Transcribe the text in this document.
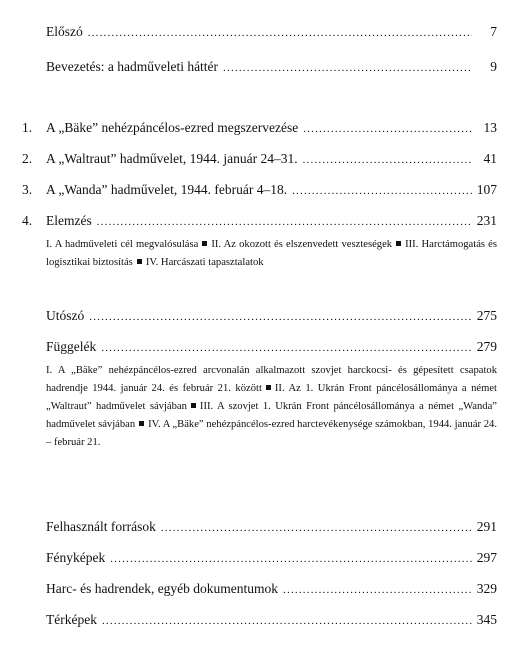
Előszó .....	7
Bevezetés: a hadműveleti háttér .....	9
1.	A „Bäke” nehézpáncélos-ezred megszervezése .....	13
2.	A „Waltraut” hadművelet, 1944. január 24–31. .....	41
3.	A „Wanda” hadművelet, 1944. február 4–18. .....	107
4.	Elemzés .....	231
I. A hadműveleti cél megvalósulása II. Az okozott és elszenvedett veszteségek III. Harctámogatás és logisztikai biztosítás IV. Harcászati tapasztalatok
Utószó .....	275
Függelék .....	279
I. A „Bäke” nehézpáncélos-ezred arcvonalán alkalmazott szovjet harckocsi- és gépesített csapatok hadrendje 1944. január 24. és február 21. között II. Az 1. Ukrán Front páncélosállománya a német „Waltraut” hadművelet sávjában III. A szovjet 1. Ukrán Front páncélosállománya a német „Wanda” hadművelet sávjában IV. A „Bäke” nehézpáncélos-ezred harctevékenysége számokban, 1944. január 24. – február 21.
Felhasznált források .....	291
Fényképek .....	297
Harc- és hadrendek, egyéb dokumentumok .....	329
Térképek .....	345
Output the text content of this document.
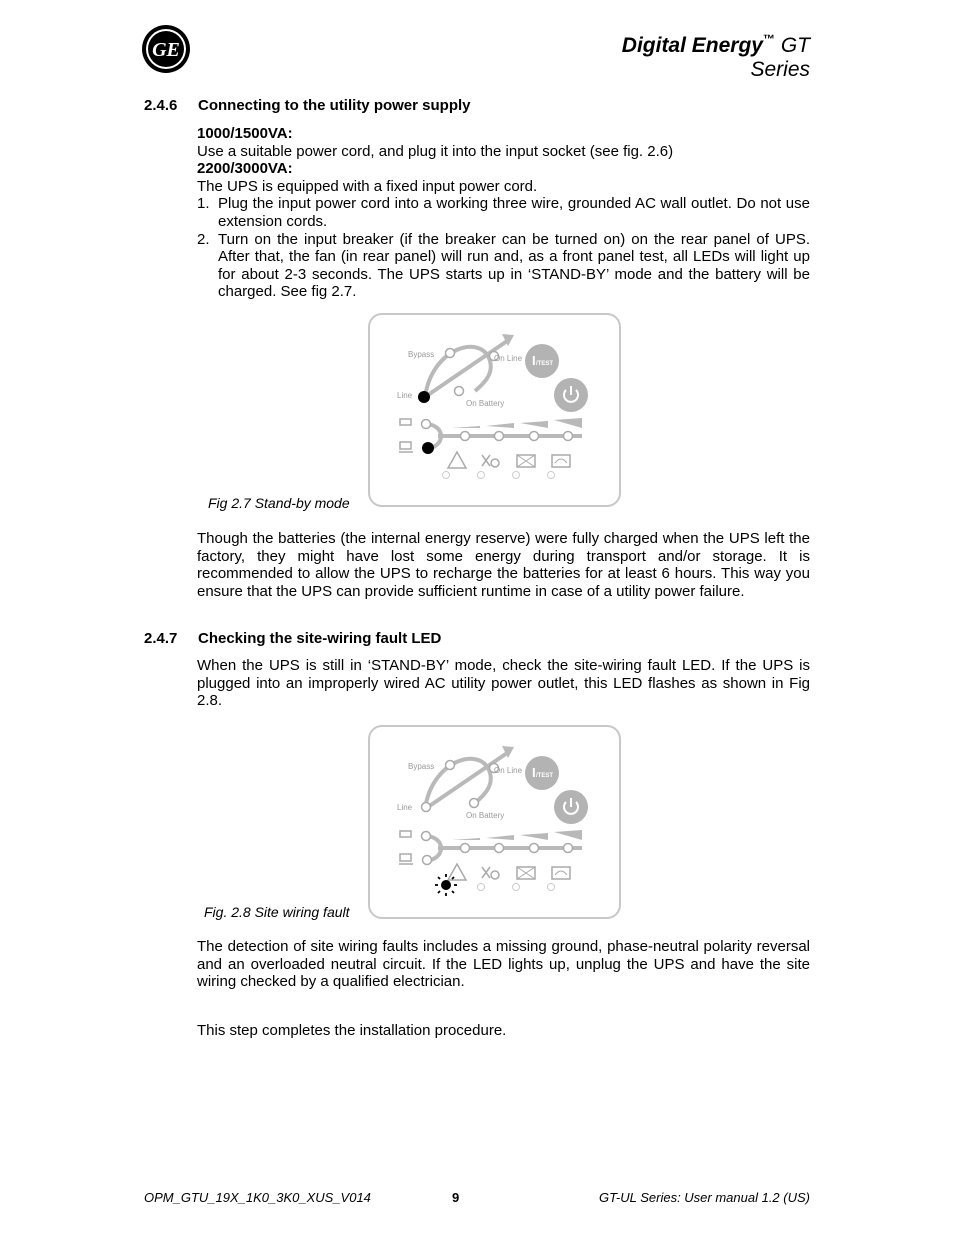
GE	Digital Energy™ GT Series
2.4.6 Connecting to the utility power supply
1000/1500VA:
Use a suitable power cord, and plug it into the input socket (see fig. 2.6)
2200/3000VA:
The UPS is equipped with a fixed input power cord.
1. Plug the input power cord into a working three wire, grounded AC wall outlet. Do not use extension cords.
2. Turn on the input breaker (if the breaker can be turned on) on the rear panel of UPS. After that, the fan (in rear panel) will run and, as a front panel test, all LEDs will light up for about 2-3 seconds. The UPS starts up in ‘STAND-BY’ mode and the battery will be charged. See fig 2.7.
Bypass	On Line
Line
On Battery
I /TEST
Fig 2.7 Stand-by mode
Though the batteries (the internal energy reserve) were fully charged when the UPS left the factory, they might have lost some energy during transport and/or storage. It is recommended to allow the UPS to recharge the batteries for at least 6 hours. This way you ensure that the UPS can provide sufficient runtime in case of a utility power failure.
2.4.7 Checking the site-wiring fault LED
When the UPS is still in ‘STAND-BY’ mode, check the site-wiring fault LED. If the UPS is plugged into an improperly wired AC utility power outlet, this LED flashes as shown in Fig 2.8.
Bypass	On Line
Line
On Battery
I /TEST
Fig. 2.8 Site wiring fault
The detection of site wiring faults includes a missing ground, phase-neutral polarity reversal and an overloaded neutral circuit. If the LED lights up, unplug the UPS and have the site wiring checked by a qualified electrician.
This step completes the installation procedure.
OPM_GTU_19X_1K0_3K0_XUS_V014	9	GT-UL Series: User manual 1.2 (US)
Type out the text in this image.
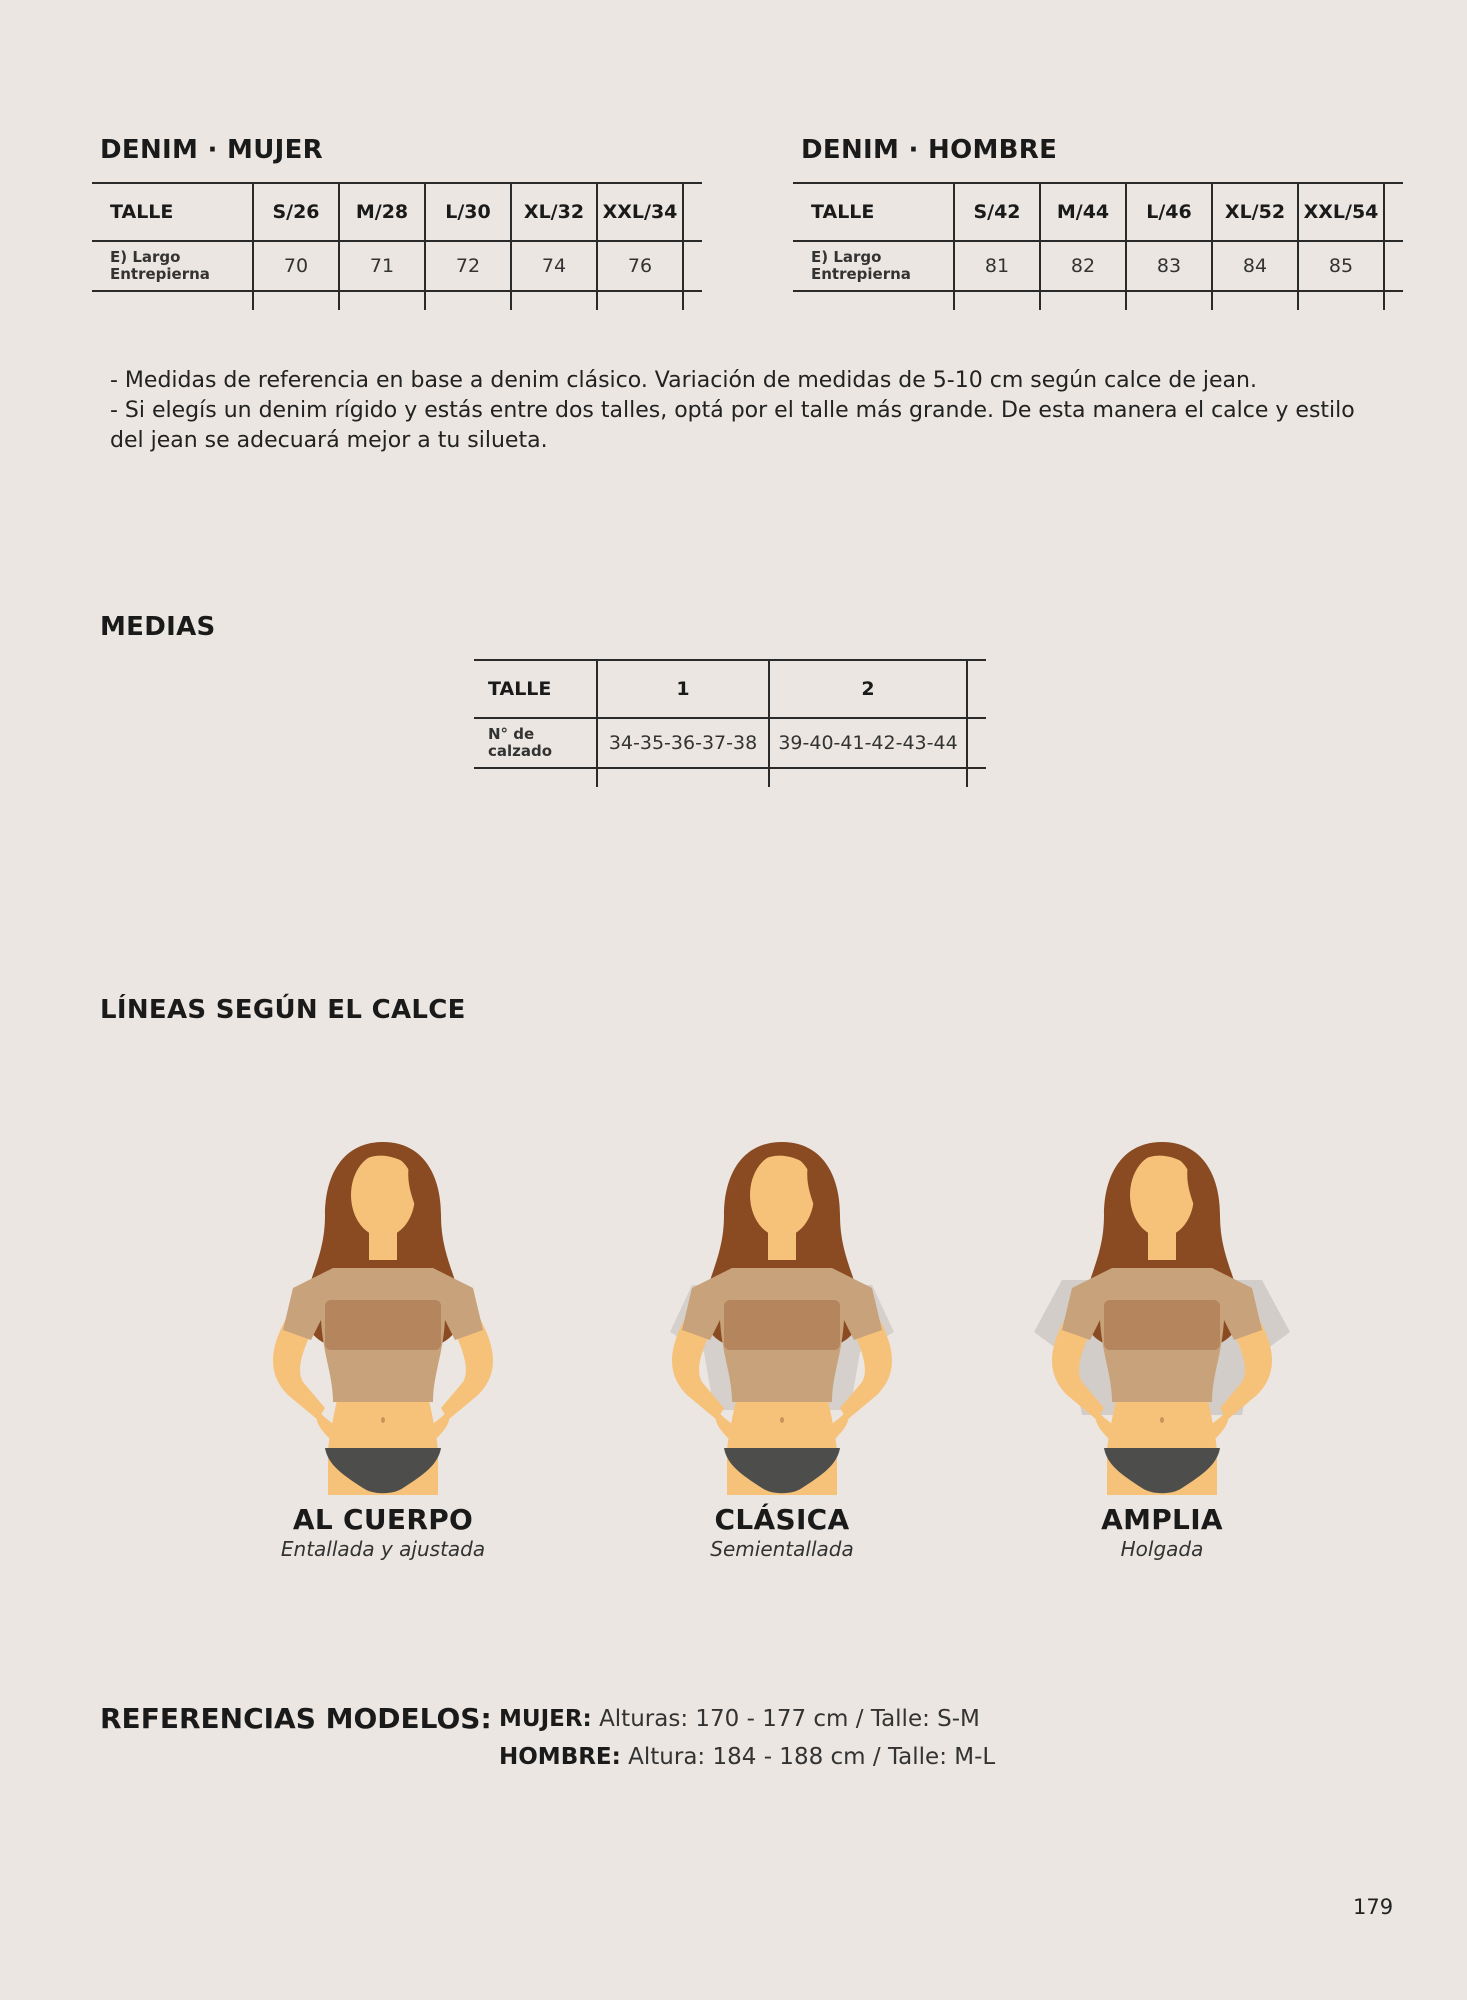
DENIM · MUJER
TALLE	S/26	M/28	L/30	XL/32	XXL/34	
E) Largo Entrepierna	70	71	72	74	76	

DENIM · HOMBRE
TALLE	S/42	M/44	L/46	XL/52	XXL/54	
E) Largo Entrepierna	81	82	83	84	85	

- Medidas de referencia en base a denim clásico. Variación de medidas de 5-10 cm según calce de jean.

- Si elegís un denim rígido y estás entre dos talles, optá por el talle más grande. De esta manera el calce y estilo del jean se adecuará mejor a tu silueta.

MEDIAS
TALLE	1	2	
N° de calzado	34-35-36-37-38	39-40-41-42-43-44	

LÍNEAS SEGÚN EL CALCE
AL CUERPO
Entallada y ajustada
CLÁSICA
Semientallada
AMPLIA
Holgada
REFERENCIAS MODELOS: MUJER: Alturas: 170 - 177 cm / Talle: S-M
HOMBRE: Altura: 184 - 188 cm / Talle: M-L
179
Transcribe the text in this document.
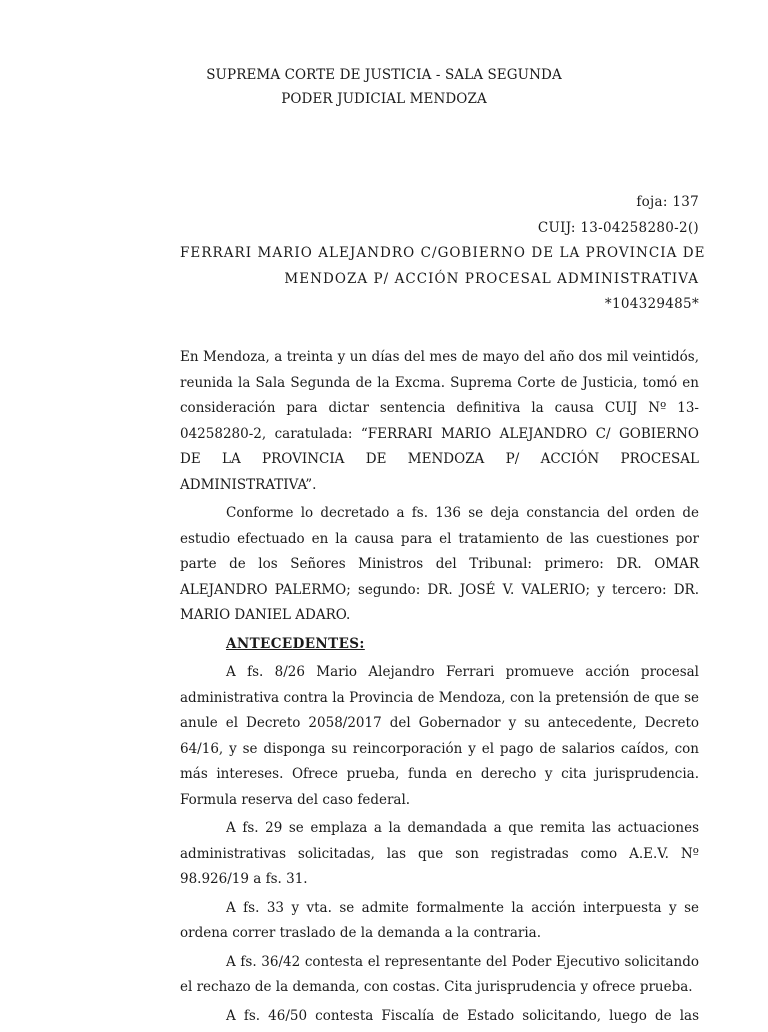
SUPREMA CORTE DE JUSTICIA - SALA SEGUNDA
PODER JUDICIAL MENDOZA
foja: 137
CUIJ: 13-04258280-2()
FERRARI MARIO ALEJANDRO C/GOBIERNO DE LA PROVINCIA DE
MENDOZA P/ ACCIÓN PROCESAL ADMINISTRATIVA
*104329485*

En Mendoza, a treinta y un días del mes de mayo del año dos mil veintidós, reunida la Sala Segunda de la Excma. Suprema Corte de Justicia, tomó en consideración para dictar sentencia definitiva la causa CUIJ Nº 13-04258280-2, caratulada: “FERRARI MARIO ALEJANDRO C/ GOBIERNO DE LA PROVINCIA DE MENDOZA P/ ACCIÓN PROCESAL ADMINISTRATIVA”.

Conforme lo decretado a fs. 136 se deja constancia del orden de estudio efectuado en la causa para el tratamiento de las cuestiones por parte de los Señores Ministros del Tribunal: primero: DR. OMAR ALEJANDRO PALERMO; segundo: DR. JOSÉ V. VALERIO; y tercero: DR. MARIO DANIEL ADARO.

ANTECEDENTES:

A fs. 8/26 Mario Alejandro Ferrari promueve acción procesal administrativa contra la Provincia de Mendoza, con la pretensión de que se anule el Decreto 2058/2017 del Gobernador y su antecedente, Decreto 64/16, y se disponga su reincorporación y el pago de salarios caídos, con más intereses. Ofrece prueba, funda en derecho y cita jurisprudencia. Formula reserva del caso federal.

A fs. 29 se emplaza a la demandada a que remita las actuaciones administrativas solicitadas, las que son registradas como A.E.V. Nº 98.926/19 a fs. 31.

A fs. 33 y vta. se admite formalmente la acción interpuesta y se ordena correr traslado de la demanda a la contraria.

A fs. 36/42 contesta el representante del Poder Ejecutivo solicitando el rechazo de la demanda, con costas. Cita jurisprudencia y ofrece prueba.

A fs. 46/50 contesta Fiscalía de Estado solicitando, luego de las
......
* [EXERCISE TASK]:
Note each line of the entries that has "power" in it, and copy those lines.

* [RESPONSE]:
2.4.6 Connecting to the utility power supply
Use a suitable power cord, and plug it into the input socket (see fig. 2.6)
The UPS is equipped with a fixed input power cord.
1. Plug the input power cord into a working three wire, grounded AC wall outlet. Do not use extension cords.
Though the batteries (the internal energy reserve) were fully charged when the UPS left the factory, they might have lost some energy during transport and/or storage. It is recommended to allow the UPS to recharge the batteries for at least 6 hours. This way you ensure that the UPS can provide sufficient runtime in case of a utility power failure.
When the UPS is still in ‘STAND-BY’ mode, check the site-wiring fault LED. If the UPS is plugged into an improperly wired AC utility power outlet, this LED flashes as shown in Fig 2.8.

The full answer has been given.